● **Exercise objective**
Set down each line of the material that follows, exactly, with no pictures.
****************************************
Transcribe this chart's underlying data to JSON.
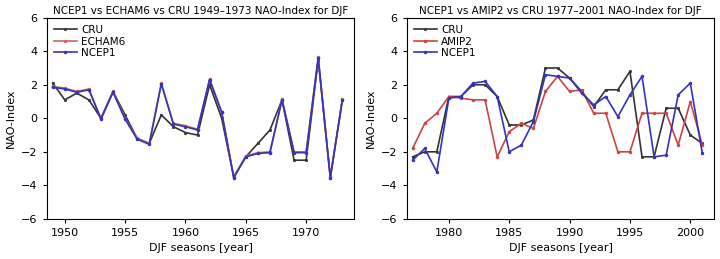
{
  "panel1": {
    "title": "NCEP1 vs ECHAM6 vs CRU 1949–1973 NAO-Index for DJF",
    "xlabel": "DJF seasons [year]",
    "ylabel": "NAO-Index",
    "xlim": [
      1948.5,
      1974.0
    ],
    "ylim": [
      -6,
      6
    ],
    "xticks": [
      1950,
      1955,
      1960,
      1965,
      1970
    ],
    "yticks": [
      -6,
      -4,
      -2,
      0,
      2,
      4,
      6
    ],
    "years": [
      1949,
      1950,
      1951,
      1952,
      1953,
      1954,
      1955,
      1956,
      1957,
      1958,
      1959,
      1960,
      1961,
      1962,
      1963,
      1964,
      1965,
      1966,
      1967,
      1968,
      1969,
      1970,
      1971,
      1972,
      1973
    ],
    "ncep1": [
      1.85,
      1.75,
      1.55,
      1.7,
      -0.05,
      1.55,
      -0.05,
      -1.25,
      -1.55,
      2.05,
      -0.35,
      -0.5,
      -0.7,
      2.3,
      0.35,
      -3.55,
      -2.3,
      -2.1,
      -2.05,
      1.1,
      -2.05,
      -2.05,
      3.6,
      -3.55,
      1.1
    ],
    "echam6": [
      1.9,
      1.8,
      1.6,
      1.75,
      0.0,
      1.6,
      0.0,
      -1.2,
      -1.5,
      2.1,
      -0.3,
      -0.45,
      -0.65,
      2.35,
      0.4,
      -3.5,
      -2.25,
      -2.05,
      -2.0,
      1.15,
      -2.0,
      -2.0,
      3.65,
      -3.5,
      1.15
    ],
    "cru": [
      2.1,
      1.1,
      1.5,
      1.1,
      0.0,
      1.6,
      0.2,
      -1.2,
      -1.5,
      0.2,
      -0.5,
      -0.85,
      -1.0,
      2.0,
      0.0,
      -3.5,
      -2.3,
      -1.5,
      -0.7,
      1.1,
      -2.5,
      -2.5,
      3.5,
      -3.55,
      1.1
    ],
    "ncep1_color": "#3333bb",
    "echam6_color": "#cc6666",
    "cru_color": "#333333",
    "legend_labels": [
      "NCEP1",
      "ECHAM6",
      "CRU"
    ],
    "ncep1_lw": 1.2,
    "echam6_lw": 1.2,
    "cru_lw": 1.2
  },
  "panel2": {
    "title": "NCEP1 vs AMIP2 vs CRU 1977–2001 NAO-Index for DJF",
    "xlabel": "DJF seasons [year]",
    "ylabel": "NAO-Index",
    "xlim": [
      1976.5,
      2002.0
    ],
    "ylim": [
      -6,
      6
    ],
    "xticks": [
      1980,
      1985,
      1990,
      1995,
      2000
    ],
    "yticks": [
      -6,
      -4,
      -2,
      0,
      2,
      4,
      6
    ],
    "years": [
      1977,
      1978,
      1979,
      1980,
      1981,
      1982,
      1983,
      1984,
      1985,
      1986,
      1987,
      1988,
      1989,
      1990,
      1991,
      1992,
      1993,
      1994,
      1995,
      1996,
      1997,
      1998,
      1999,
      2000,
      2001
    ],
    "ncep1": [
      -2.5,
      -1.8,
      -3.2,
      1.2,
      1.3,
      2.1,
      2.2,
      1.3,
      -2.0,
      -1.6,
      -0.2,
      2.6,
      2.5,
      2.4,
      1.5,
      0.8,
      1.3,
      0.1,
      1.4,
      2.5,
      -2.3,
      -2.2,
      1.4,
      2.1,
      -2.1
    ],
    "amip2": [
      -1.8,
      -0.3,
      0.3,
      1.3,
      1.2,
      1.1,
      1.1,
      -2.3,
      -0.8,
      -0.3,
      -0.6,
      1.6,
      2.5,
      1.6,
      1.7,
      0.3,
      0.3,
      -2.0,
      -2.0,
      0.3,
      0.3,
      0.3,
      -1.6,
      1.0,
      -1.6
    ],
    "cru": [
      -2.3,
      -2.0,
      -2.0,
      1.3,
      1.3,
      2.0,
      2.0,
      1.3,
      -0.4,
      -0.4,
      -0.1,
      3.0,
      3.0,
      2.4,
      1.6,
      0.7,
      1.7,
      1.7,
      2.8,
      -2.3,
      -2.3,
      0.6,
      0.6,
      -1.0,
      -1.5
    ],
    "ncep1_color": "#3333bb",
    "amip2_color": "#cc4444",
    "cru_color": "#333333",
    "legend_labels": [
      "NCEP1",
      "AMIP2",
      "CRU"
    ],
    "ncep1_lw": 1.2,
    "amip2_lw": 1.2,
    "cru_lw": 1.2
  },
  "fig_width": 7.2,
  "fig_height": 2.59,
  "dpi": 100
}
****************************************
● **Task result**
Transcribe this chart's underlying data to JSON.
{
  "panel1": {
    "title": "NCEP1 vs ECHAM6 vs CRU 1949–1973 NAO-Index for DJF",
    "xlabel": "DJF seasons [year]",
    "ylabel": "NAO-Index",
    "xlim": [
      1948.5,
      1974.0
    ],
    "ylim": [
      -6,
      6
    ],
    "xticks": [
      1950,
      1955,
      1960,
      1965,
      1970
    ],
    "yticks": [
      -6,
      -4,
      -2,
      0,
      2,
      4,
      6
    ],
    "years": [
      1949,
      1950,
      1951,
      1952,
      1953,
      1954,
      1955,
      1956,
      1957,
      1958,
      1959,
      1960,
      1961,
      1962,
      1963,
      1964,
      1965,
      1966,
      1967,
      1968,
      1969,
      1970,
      1971,
      1972,
      1973
    ],
    "ncep1": [
      1.85,
      1.75,
      1.55,
      1.7,
      -0.05,
      1.55,
      -0.05,
      -1.25,
      -1.55,
      2.05,
      -0.35,
      -0.5,
      -0.7,
      2.3,
      0.35,
      -3.55,
      -2.3,
      -2.1,
      -2.05,
      1.1,
      -2.05,
      -2.05,
      3.6,
      -3.55,
      1.1
    ],
    "echam6": [
      1.9,
      1.8,
      1.6,
      1.75,
      0.0,
      1.6,
      0.0,
      -1.2,
      -1.5,
      2.1,
      -0.3,
      -0.45,
      -0.65,
      2.35,
      0.4,
      -3.5,
      -2.25,
      -2.05,
      -2.0,
      1.15,
      -2.0,
      -2.0,
      3.65,
      -3.5,
      1.15
    ],
    "cru": [
      2.1,
      1.1,
      1.5,
      1.1,
      0.0,
      1.6,
      0.2,
      -1.2,
      -1.5,
      0.2,
      -0.5,
      -0.85,
      -1.0,
      2.0,
      0.0,
      -3.5,
      -2.3,
      -1.5,
      -0.7,
      1.1,
      -2.5,
      -2.5,
      3.5,
      -3.55,
      1.1
    ],
    "ncep1_color": "#3333bb",
    "echam6_color": "#cc6666",
    "cru_color": "#333333",
    "legend_labels": [
      "NCEP1",
      "ECHAM6",
      "CRU"
    ],
    "ncep1_lw": 1.2,
    "echam6_lw": 1.2,
    "cru_lw": 1.2
  },
  "panel2": {
    "title": "NCEP1 vs AMIP2 vs CRU 1977–2001 NAO-Index for DJF",
    "xlabel": "DJF seasons [year]",
    "ylabel": "NAO-Index",
    "xlim": [
      1976.5,
      2002.0
    ],
    "ylim": [
      -6,
      6
    ],
    "xticks": [
      1980,
      1985,
      1990,
      1995,
      2000
    ],
    "yticks": [
      -6,
      -4,
      -2,
      0,
      2,
      4,
      6
    ],
    "years": [
      1977,
      1978,
      1979,
      1980,
      1981,
      1982,
      1983,
      1984,
      1985,
      1986,
      1987,
      1988,
      1989,
      1990,
      1991,
      1992,
      1993,
      1994,
      1995,
      1996,
      1997,
      1998,
      1999,
      2000,
      2001
    ],
    "ncep1": [
      -2.5,
      -1.8,
      -3.2,
      1.2,
      1.3,
      2.1,
      2.2,
      1.3,
      -2.0,
      -1.6,
      -0.2,
      2.6,
      2.5,
      2.4,
      1.5,
      0.8,
      1.3,
      0.1,
      1.4,
      2.5,
      -2.3,
      -2.2,
      1.4,
      2.1,
      -2.1
    ],
    "amip2": [
      -1.8,
      -0.3,
      0.3,
      1.3,
      1.2,
      1.1,
      1.1,
      -2.3,
      -0.8,
      -0.3,
      -0.6,
      1.6,
      2.5,
      1.6,
      1.7,
      0.3,
      0.3,
      -2.0,
      -2.0,
      0.3,
      0.3,
      0.3,
      -1.6,
      1.0,
      -1.6
    ],
    "cru": [
      -2.3,
      -2.0,
      -2.0,
      1.3,
      1.3,
      2.0,
      2.0,
      1.3,
      -0.4,
      -0.4,
      -0.1,
      3.0,
      3.0,
      2.4,
      1.6,
      0.7,
      1.7,
      1.7,
      2.8,
      -2.3,
      -2.3,
      0.6,
      0.6,
      -1.0,
      -1.5
    ],
    "ncep1_color": "#3333bb",
    "amip2_color": "#cc4444",
    "cru_color": "#333333",
    "legend_labels": [
      "NCEP1",
      "AMIP2",
      "CRU"
    ],
    "ncep1_lw": 1.2,
    "amip2_lw": 1.2,
    "cru_lw": 1.2
  },
  "fig_width": 7.2,
  "fig_height": 2.59,
  "dpi": 100
}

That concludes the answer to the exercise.